▶ [Task requirements]
For each line below that includes the word "sjukvård", make a copy.

▶ [Data for processing]
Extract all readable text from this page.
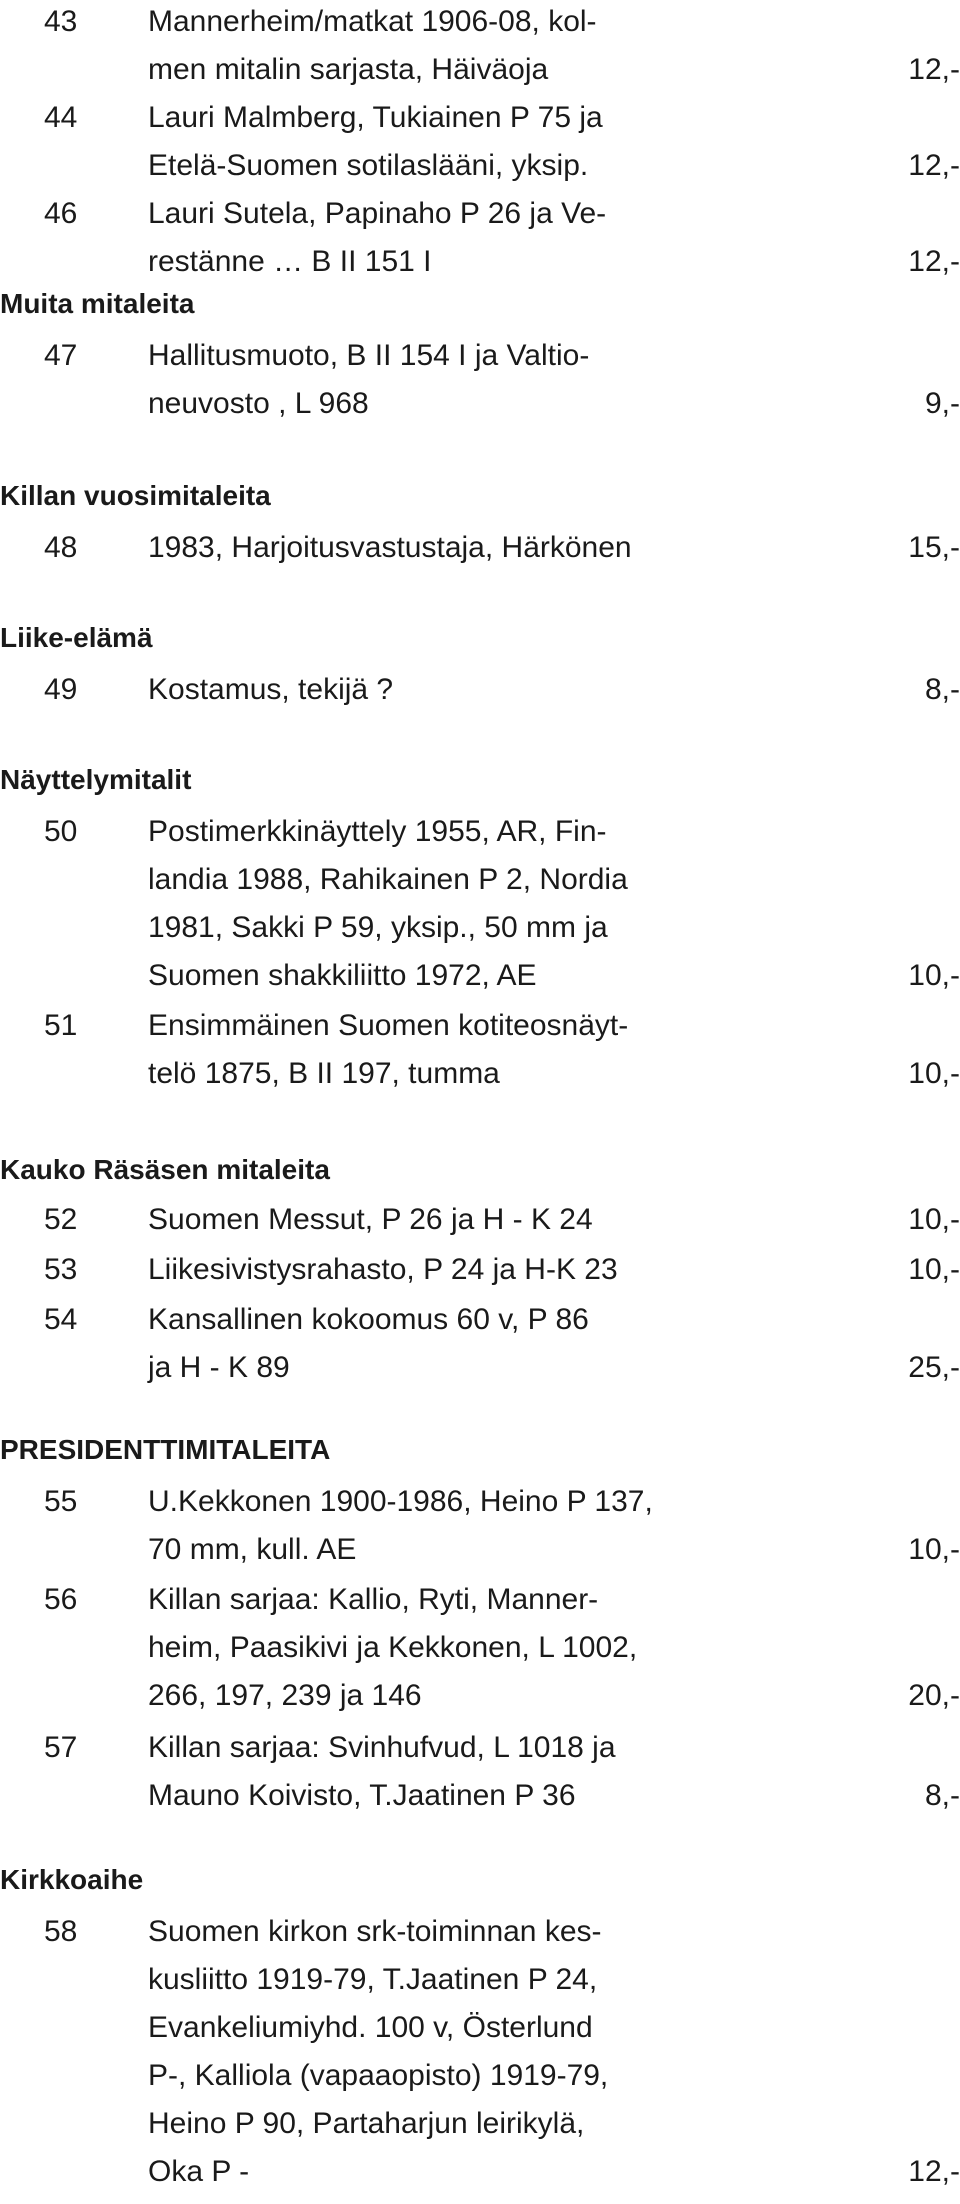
43 Mannerheim/matkat 1906-08, kol-
men mitalin sarjasta, Häiväoja	12,-
44 Lauri Malmberg, Tukiainen P 75 ja
Etelä-Suomen sotilaslääni, yksip.	12,-
46 Lauri Sutela, Papinaho P 26 ja Ve-
restänne … B II 151 I	12,-
Muita mitaleita
47 Hallitusmuoto, B II 154 I ja Valtio-
neuvosto , L 968	9,-
Killan vuosimitaleita
48 1983, Harjoitusvastustaja, Härkönen	15,-
Liike-elämä
49 Kostamus, tekijä ?	8,-
Näyttelymitalit
50 Postimerkkinäyttely 1955, AR, Fin-
landia 1988, Rahikainen P 2, Nordia
1981, Sakki P 59, yksip., 50 mm ja
Suomen shakkiliitto 1972, AE	10,-
51 Ensimmäinen Suomen kotiteosnäyt-
telö 1875, B II 197, tumma	10,-
Kauko Räsäsen mitaleita
52 Suomen Messut, P 26 ja H - K 24	10,-
53 Liikesivistysrahasto, P 24 ja H-K 23	10,-
54 Kansallinen kokoomus 60 v, P 86
ja H - K 89	25,-
PRESIDENTTIMITALEITA
55 U.Kekkonen 1900-1986, Heino P 137,
70 mm, kull. AE	10,-
56 Killan sarjaa: Kallio, Ryti, Manner-
heim, Paasikivi ja Kekkonen, L 1002,
266, 197, 239 ja 146	20,-
57 Killan sarjaa: Svinhufvud, L 1018 ja
Mauno Koivisto, T.Jaatinen P 36	8,-
Kirkkoaihe
58 Suomen kirkon srk-toiminnan kes-
kusliitto 1919-79, T.Jaatinen P 24,
Evankeliumiyhd. 100 v, Österlund
P-, Kalliola (vapaaopisto) 1919-79,
Heino P 90, Partaharjun leirikylä,
Oka P -	12,-
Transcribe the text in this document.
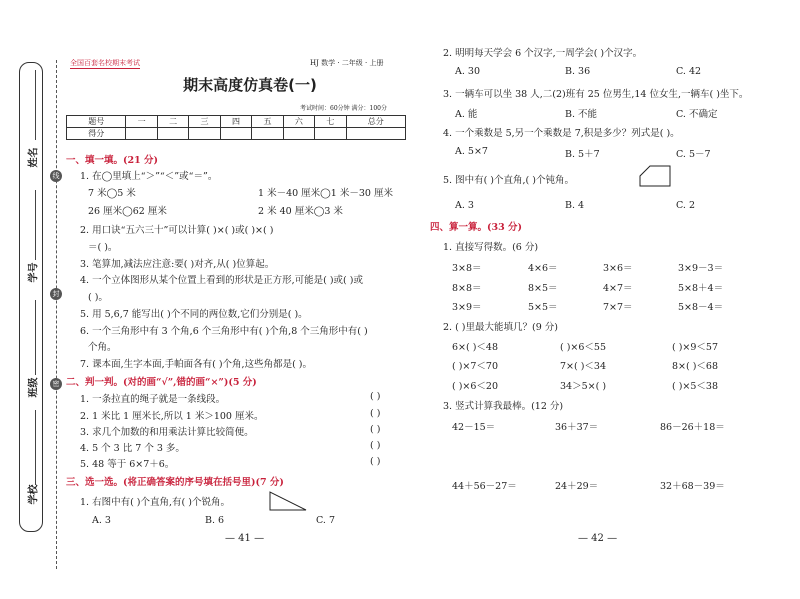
姓名
学号
班级
学校
线
封
密
全国百套名校期末考试	HJ 数学 · 二年级 · 上册
期末高度仿真卷(一)
考试时间：60分钟 满分：100分
题号	一	二	三	四	五	六	七	总分
得分								
一、填一填。(21 分)
1. 在◯里填上“＞”“＜”或“＝”。
7 米◯5 米	1 米－40 厘米◯1 米－30 厘米
26 厘米◯62 厘米	2 米 40 厘米◯3 米
2. 用口诀“五六三十”可以计算( )×( )或( )×( )
＝( )。
3. 笔算加,减法应注意:要( )对齐,从( )位算起。
4. 一个立体图形从某个位置上看到的形状是正方形,可能是( )或( )或
( )。
5. 用 5,6,7 能写出( )个不同的两位数,它们分别是( )。
6. 一个三角形中有 3 个角,6 个三角形中有( )个角,8 个三角形中有( )
个角。
7. 课本面,生字本面,手帕面各有( )个角,这些角都是( )。
二、判一判。(对的画“√”,错的画“×”)(5 分)
1. 一条拉直的绳子就是一条线段。
2. 1 米比 1 厘米长,所以 1 米＞100 厘米。
3. 求几个加数的和用乘法计算比较简便。
4. 5 个 3 比 7 个 3 多。
5. 48 等于 6×7＋6。
( )
( )
( )
( )
( )
三、选一选。(将正确答案的序号填在括号里)(7 分)
1. 右图中有( )个直角,有( )个锐角。
A. 3	B. 6	C. 7
— 41 —
2. 明明每天学会 6 个汉字,一周学会( )个汉字。
A. 30	B. 36	C. 42
3. 一辆车可以坐 38 人,二(2)班有 25 位男生,14 位女生,一辆车( )坐下。
A. 能	B. 不能	C. 不确定
4. 一个乘数是 5,另一个乘数是 7,积是多少？列式是( )。
A. 5×7	B. 5＋7	C. 5－7
5. 图中有( )个直角,( )个钝角。
A. 3	B. 4	C. 2
四、算一算。(33 分)
1. 直接写得数。(6 分)
3×8＝	4×6＝	3×6＝	3×9－3＝
8×8＝	8×5＝	4×7＝	5×8＋4＝
3×9＝	5×5＝	7×7＝	5×8－4＝
2. ( )里最大能填几？(9 分)
6×( )＜48	( )×6＜55	( )×9＜57
( )×7＜70	7×( )＜34	8×( )＜68
( )×6＜20	34＞5×( )	( )×5＜38
3. 竖式计算我最棒。(12 分)
42－15＝	36＋37＝	86－26＋18＝
44＋56－27＝	24＋29＝	32＋68－39＝
— 42 —
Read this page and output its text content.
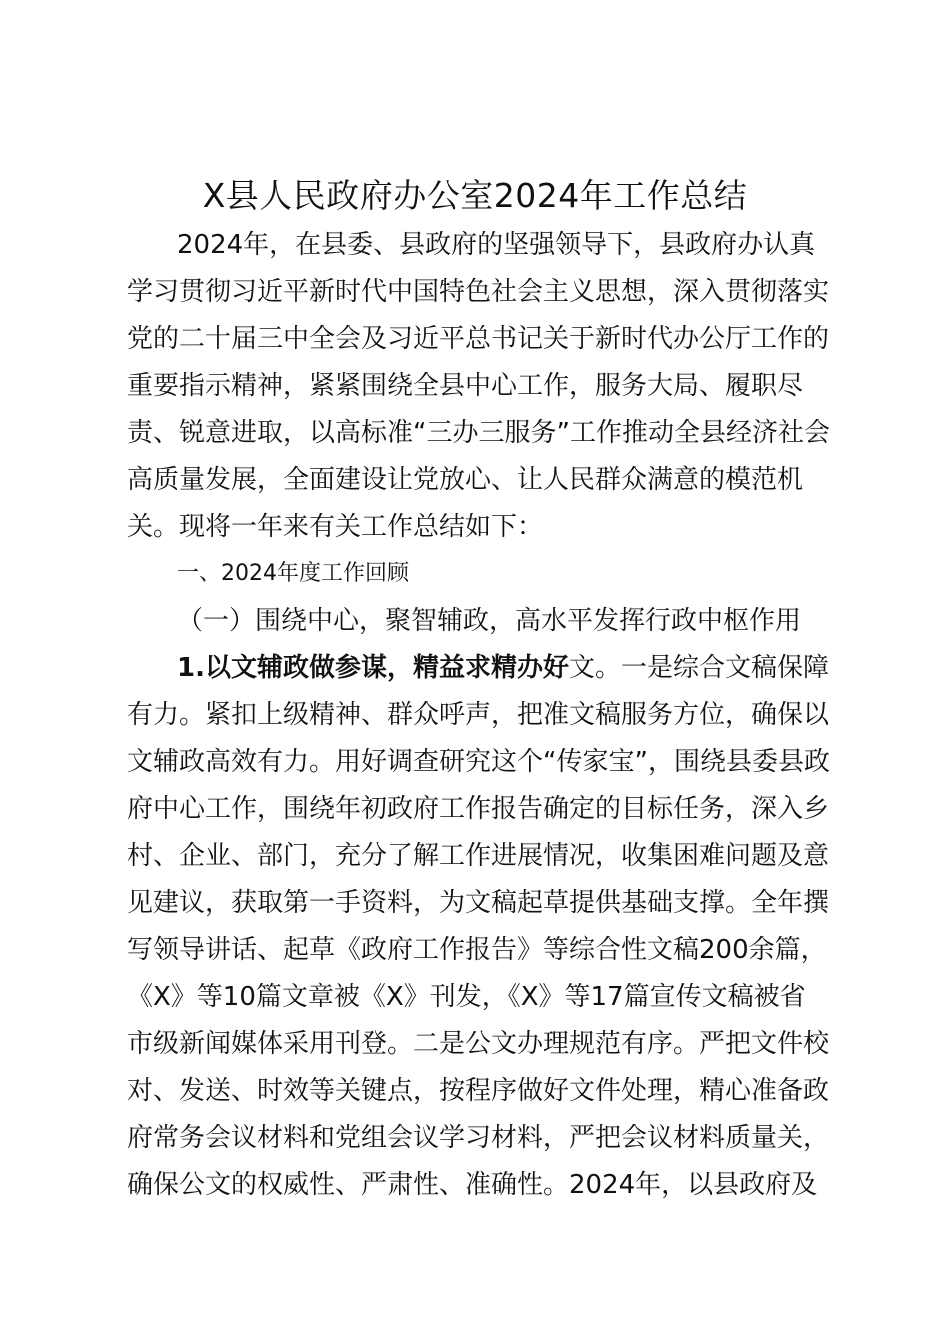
X县人民政府办公室2024年工作总结
2024年，在县委、县政府的坚强领导下，县政府办认真
学习贯彻习近平新时代中国特色社会主义思想，深入贯彻落实
党的二十届三中全会及习近平总书记关于新时代办公厅工作的
重要指示精神，紧紧围绕全县中心工作，服务大局、履职尽
责、锐意进取，以高标准“三办三服务”工作推动全县经济社会
高质量发展，全面建设让党放心、让人民群众满意的模范机
关。现将一年来有关工作总结如下：
一、2024年度工作回顾
（一）围绕中心，聚智辅政，高水平发挥行政中枢作用
1.以文辅政做参谋，精益求精办好文。一是综合文稿保障
有力。紧扣上级精神、群众呼声，把准文稿服务方位，确保以
文辅政高效有力。用好调查研究这个“传家宝”，围绕县委县政
府中心工作，围绕年初政府工作报告确定的目标任务，深入乡
村、企业、部门，充分了解工作进展情况，收集困难问题及意
见建议，获取第一手资料，为文稿起草提供基础支撑。全年撰
写领导讲话、起草《政府工作报告》等综合性文稿200余篇，
《X》等10篇文章被《X》刊发，《X》等17篇宣传文稿被省
市级新闻媒体采用刊登。二是公文办理规范有序。严把文件校
对、发送、时效等关键点，按程序做好文件处理，精心准备政
府常务会议材料和党组会议学习材料，严把会议材料质量关，
确保公文的权威性、严肃性、准确性。2024年，以县政府及
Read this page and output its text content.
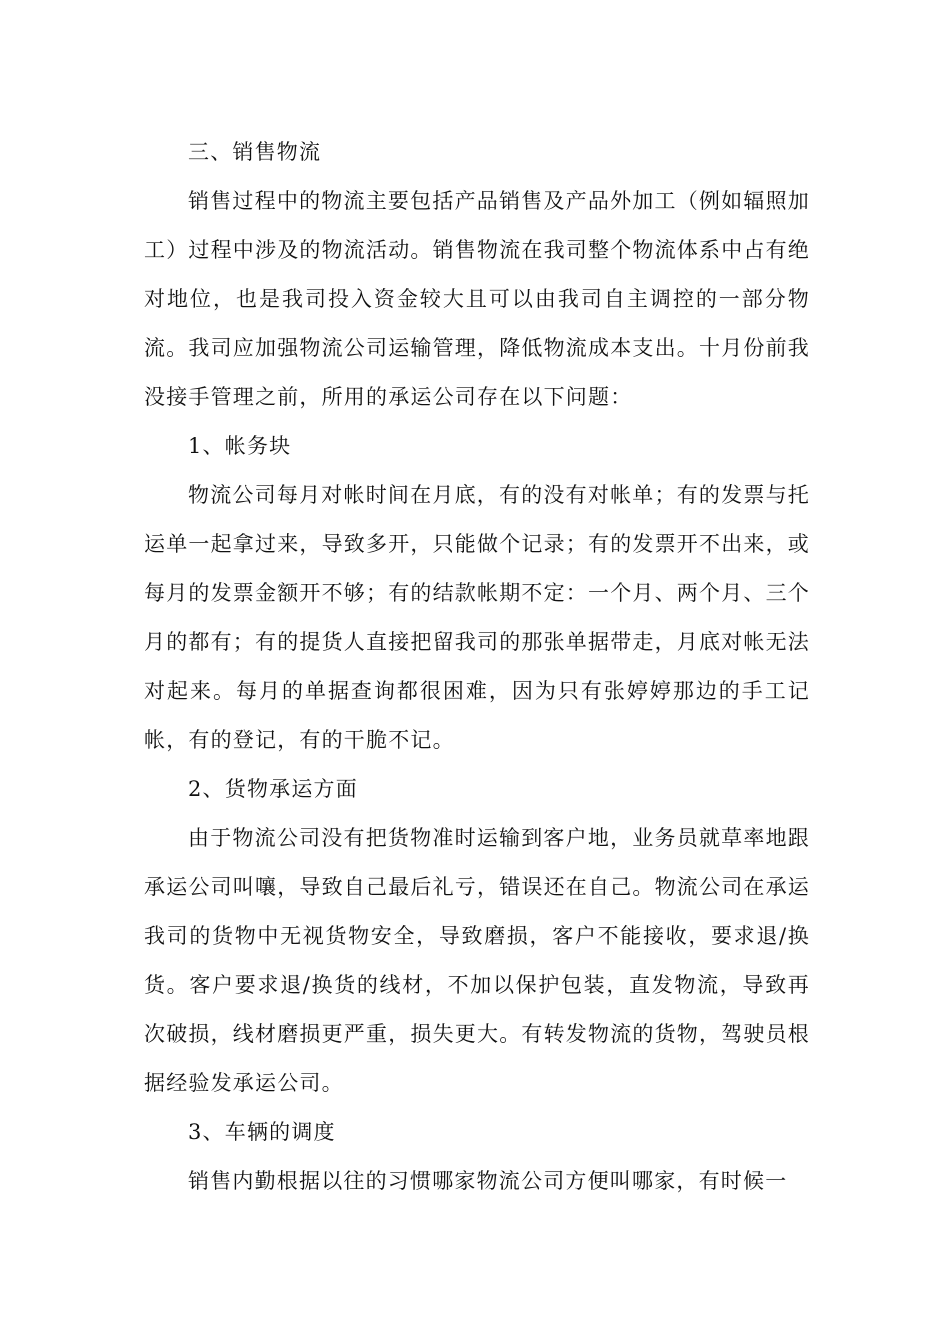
三、销售物流

销售过程中的物流主要包括产品销售及产品外加工（例如辐照加工）过程中涉及的物流活动。销售物流在我司整个物流体系中占有绝对地位，也是我司投入资金较大且可以由我司自主调控的一部分物流。我司应加强物流公司运输管理，降低物流成本支出。十月份前我没接手管理之前，所用的承运公司存在以下问题：

1、帐务块

物流公司每月对帐时间在月底，有的没有对帐单；有的发票与托运单一起拿过来，导致多开，只能做个记录；有的发票开不出来，或每月的发票金额开不够；有的结款帐期不定：一个月、两个月、三个月的都有；有的提货人直接把留我司的那张单据带走，月底对帐无法对起来。每月的单据查询都很困难，因为只有张婷婷那边的手工记帐，有的登记，有的干脆不记。

2、货物承运方面

由于物流公司没有把货物准时运输到客户地，业务员就草率地跟承运公司叫嚷，导致自己最后礼亏，错误还在自己。物流公司在承运我司的货物中无视货物安全，导致磨损，客户不能接收，要求退/换货。客户要求退/换货的线材，不加以保护包装，直发物流，导致再次破损，线材磨损更严重，损失更大。有转发物流的货物，驾驶员根据经验发承运公司。

3、车辆的调度

销售内勤根据以往的习惯哪家物流公司方便叫哪家，有时候一
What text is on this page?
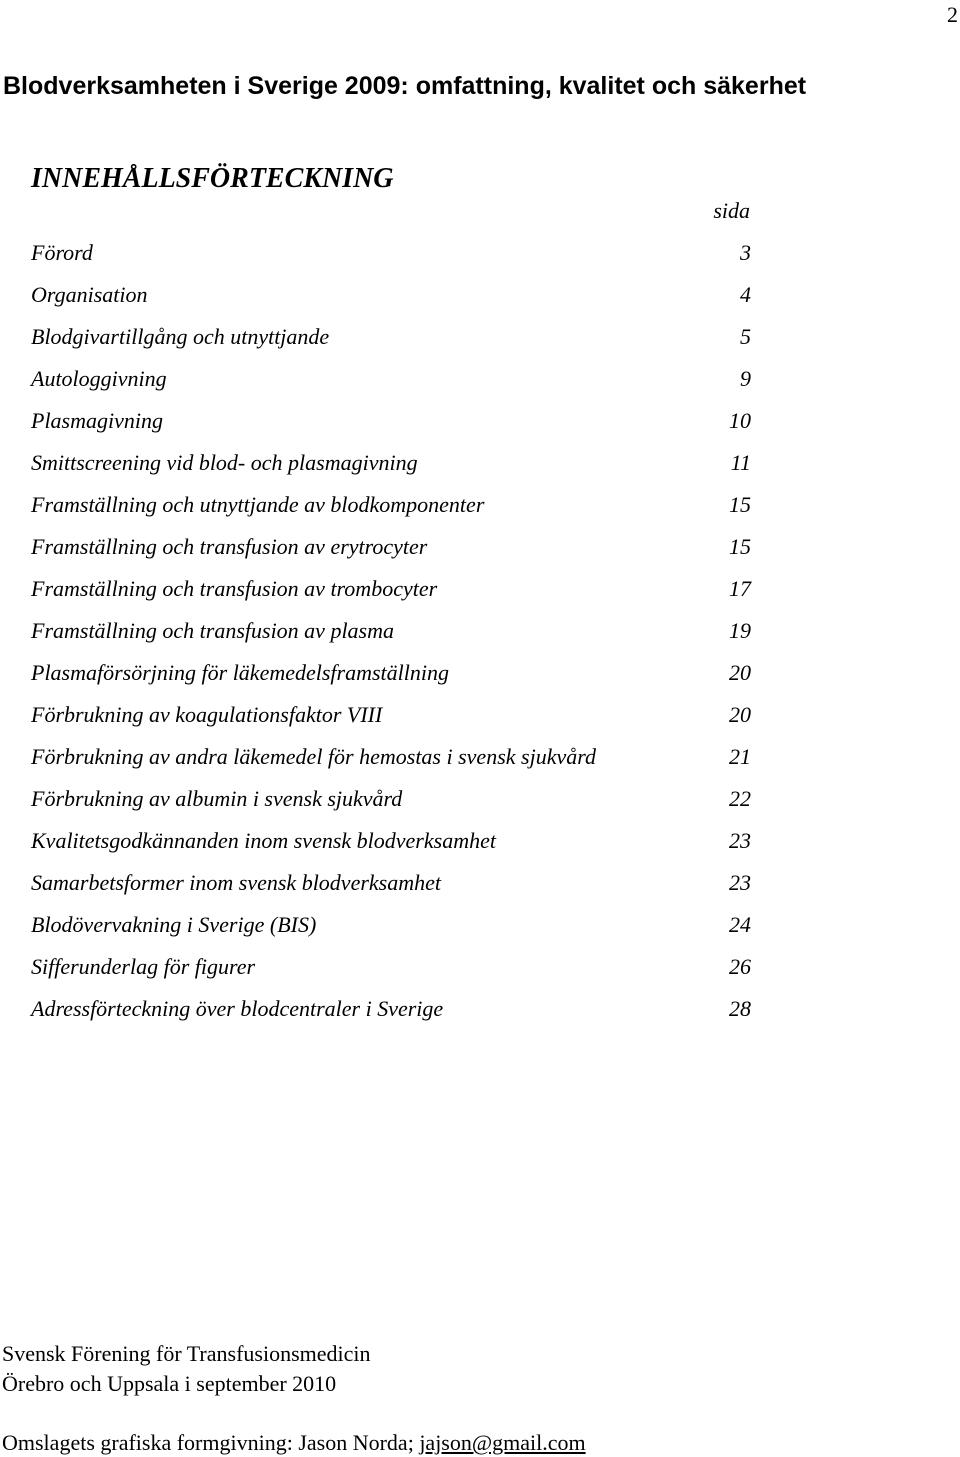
2
Blodverksamheten i Sverige 2009: omfattning, kvalitet och säkerhet
INNEHÅLLSFÖRTECKNING
sida
Förord	3
Organisation	4
Blodgivartillgång och utnyttjande	5
Autologgivning	9
Plasmagivning	10
Smittscreening vid blod- och plasmagivning	11
Framställning och utnyttjande av blodkomponenter	15
Framställning och transfusion av erytrocyter	15
Framställning och transfusion av trombocyter	17
Framställning och transfusion av plasma	19
Plasmaförsörjning för läkemedelsframställning	20
Förbrukning av koagulationsfaktor VIII	20
Förbrukning av andra läkemedel för hemostas i svensk sjukvård	21
Förbrukning av albumin i svensk sjukvård	22
Kvalitetsgodkännanden inom svensk blodverksamhet	23
Samarbetsformer inom svensk blodverksamhet	23
Blodövervakning i Sverige (BIS)	24
Sifferunderlag för figurer	26
Adressförteckning över blodcentraler i Sverige	28
Svensk Förening för Transfusionsmedicin
Örebro och Uppsala i september 2010
Omslagets grafiska formgivning: Jason Norda; jajson@gmail.com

▶ [Exercise result]
Förbrukning av andra läkemedel för hemostas i svensk sjukvård	21
Förbrukning av albumin i svensk sjukvård	22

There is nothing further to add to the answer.